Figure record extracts
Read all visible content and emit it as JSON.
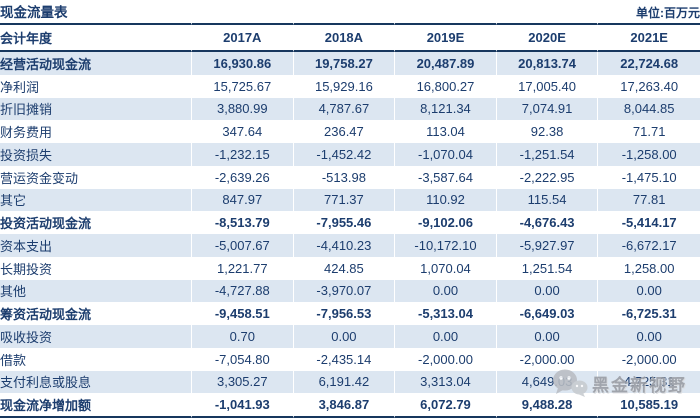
{
  "title": "现金流量表",
  "unit_label": "单位:百万元",
  "colors": {
    "navy_text": "#1C3D6E",
    "rule_line": "#17375E",
    "row_stripe": "#DCE6F1",
    "bottom_light_line": "#95B3D7",
    "watermark_gray": "#989CA3"
  },
  "table": {
    "header": {
      "label": "会计年度",
      "years": [
        "2017A",
        "2018A",
        "2019E",
        "2020E",
        "2021E"
      ]
    },
    "rows": [
      {
        "label": "经营活动现金流",
        "bold": true,
        "values": [
          "16,930.86",
          "19,758.27",
          "20,487.89",
          "20,813.74",
          "22,724.68"
        ]
      },
      {
        "label": "净利润",
        "bold": false,
        "values": [
          "15,725.67",
          "15,929.16",
          "16,800.27",
          "17,005.40",
          "17,263.40"
        ]
      },
      {
        "label": "折旧摊销",
        "bold": false,
        "values": [
          "3,880.99",
          "4,787.67",
          "8,121.34",
          "7,074.91",
          "8,044.85"
        ]
      },
      {
        "label": "财务费用",
        "bold": false,
        "values": [
          "347.64",
          "236.47",
          "113.04",
          "92.38",
          "71.71"
        ]
      },
      {
        "label": "投资损失",
        "bold": false,
        "values": [
          "-1,232.15",
          "-1,452.42",
          "-1,070.04",
          "-1,251.54",
          "-1,258.00"
        ]
      },
      {
        "label": "营运资金变动",
        "bold": false,
        "values": [
          "-2,639.26",
          "-513.98",
          "-3,587.64",
          "-2,222.95",
          "-1,475.10"
        ]
      },
      {
        "label": "其它",
        "bold": false,
        "values": [
          "847.97",
          "771.37",
          "110.92",
          "115.54",
          "77.81"
        ]
      },
      {
        "label": "投资活动现金流",
        "bold": true,
        "values": [
          "-8,513.79",
          "-7,955.46",
          "-9,102.06",
          "-4,676.43",
          "-5,414.17"
        ]
      },
      {
        "label": "资本支出",
        "bold": false,
        "values": [
          "-5,007.67",
          "-4,410.23",
          "-10,172.10",
          "-5,927.97",
          "-6,672.17"
        ]
      },
      {
        "label": "长期投资",
        "bold": false,
        "values": [
          "1,221.77",
          "424.85",
          "1,070.04",
          "1,251.54",
          "1,258.00"
        ]
      },
      {
        "label": "其他",
        "bold": false,
        "values": [
          "-4,727.88",
          "-3,970.07",
          "0.00",
          "0.00",
          "0.00"
        ]
      },
      {
        "label": "筹资活动现金流",
        "bold": true,
        "values": [
          "-9,458.51",
          "-7,956.53",
          "-5,313.04",
          "-6,649.03",
          "-6,725.31"
        ]
      },
      {
        "label": "吸收投资",
        "bold": false,
        "values": [
          "0.70",
          "0.00",
          "0.00",
          "0.00",
          "0.00"
        ]
      },
      {
        "label": "借款",
        "bold": false,
        "values": [
          "-7,054.80",
          "-2,435.14",
          "-2,000.00",
          "-2,000.00",
          "-2,000.00"
        ]
      },
      {
        "label": "支付利息或股息",
        "bold": false,
        "values": [
          "3,305.27",
          "6,191.42",
          "3,313.04",
          "4,649.03",
          "4,725.31"
        ]
      },
      {
        "label": "现金流净增加额",
        "bold": true,
        "values": [
          "-1,041.93",
          "3,846.87",
          "6,072.79",
          "9,488.28",
          "10,585.19"
        ]
      }
    ]
  },
  "watermark": {
    "icon": "wechat-bubbles-icon",
    "text": "黑金新视野"
  }
}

*WRITTEN TASK*
The records above must be printed exactly; the pictures stay out.

*EXERCISE OUTPUT*
Read all visible content and emit it as JSON.
{
  "title": "现金流量表",
  "unit_label": "单位:百万元",
  "colors": {
    "navy_text": "#1C3D6E",
    "rule_line": "#17375E",
    "row_stripe": "#DCE6F1",
    "bottom_light_line": "#95B3D7",
    "watermark_gray": "#989CA3"
  },
  "table": {
    "header": {
      "label": "会计年度",
      "years": [
        "2017A",
        "2018A",
        "2019E",
        "2020E",
        "2021E"
      ]
    },
    "rows": [
      {
        "label": "经营活动现金流",
        "bold": true,
        "values": [
          "16,930.86",
          "19,758.27",
          "20,487.89",
          "20,813.74",
          "22,724.68"
        ]
      },
      {
        "label": "净利润",
        "bold": false,
        "values": [
          "15,725.67",
          "15,929.16",
          "16,800.27",
          "17,005.40",
          "17,263.40"
        ]
      },
      {
        "label": "折旧摊销",
        "bold": false,
        "values": [
          "3,880.99",
          "4,787.67",
          "8,121.34",
          "7,074.91",
          "8,044.85"
        ]
      },
      {
        "label": "财务费用",
        "bold": false,
        "values": [
          "347.64",
          "236.47",
          "113.04",
          "92.38",
          "71.71"
        ]
      },
      {
        "label": "投资损失",
        "bold": false,
        "values": [
          "-1,232.15",
          "-1,452.42",
          "-1,070.04",
          "-1,251.54",
          "-1,258.00"
        ]
      },
      {
        "label": "营运资金变动",
        "bold": false,
        "values": [
          "-2,639.26",
          "-513.98",
          "-3,587.64",
          "-2,222.95",
          "-1,475.10"
        ]
      },
      {
        "label": "其它",
        "bold": false,
        "values": [
          "847.97",
          "771.37",
          "110.92",
          "115.54",
          "77.81"
        ]
      },
      {
        "label": "投资活动现金流",
        "bold": true,
        "values": [
          "-8,513.79",
          "-7,955.46",
          "-9,102.06",
          "-4,676.43",
          "-5,414.17"
        ]
      },
      {
        "label": "资本支出",
        "bold": false,
        "values": [
          "-5,007.67",
          "-4,410.23",
          "-10,172.10",
          "-5,927.97",
          "-6,672.17"
        ]
      },
      {
        "label": "长期投资",
        "bold": false,
        "values": [
          "1,221.77",
          "424.85",
          "1,070.04",
          "1,251.54",
          "1,258.00"
        ]
      },
      {
        "label": "其他",
        "bold": false,
        "values": [
          "-4,727.88",
          "-3,970.07",
          "0.00",
          "0.00",
          "0.00"
        ]
      },
      {
        "label": "筹资活动现金流",
        "bold": true,
        "values": [
          "-9,458.51",
          "-7,956.53",
          "-5,313.04",
          "-6,649.03",
          "-6,725.31"
        ]
      },
      {
        "label": "吸收投资",
        "bold": false,
        "values": [
          "0.70",
          "0.00",
          "0.00",
          "0.00",
          "0.00"
        ]
      },
      {
        "label": "借款",
        "bold": false,
        "values": [
          "-7,054.80",
          "-2,435.14",
          "-2,000.00",
          "-2,000.00",
          "-2,000.00"
        ]
      },
      {
        "label": "支付利息或股息",
        "bold": false,
        "values": [
          "3,305.27",
          "6,191.42",
          "3,313.04",
          "4,649.03",
          "4,725.31"
        ]
      },
      {
        "label": "现金流净增加额",
        "bold": true,
        "values": [
          "-1,041.93",
          "3,846.87",
          "6,072.79",
          "9,488.28",
          "10,585.19"
        ]
      }
    ]
  },
  "watermark": {
    "icon": "wechat-bubbles-icon",
    "text": "黑金新视野"
  }
}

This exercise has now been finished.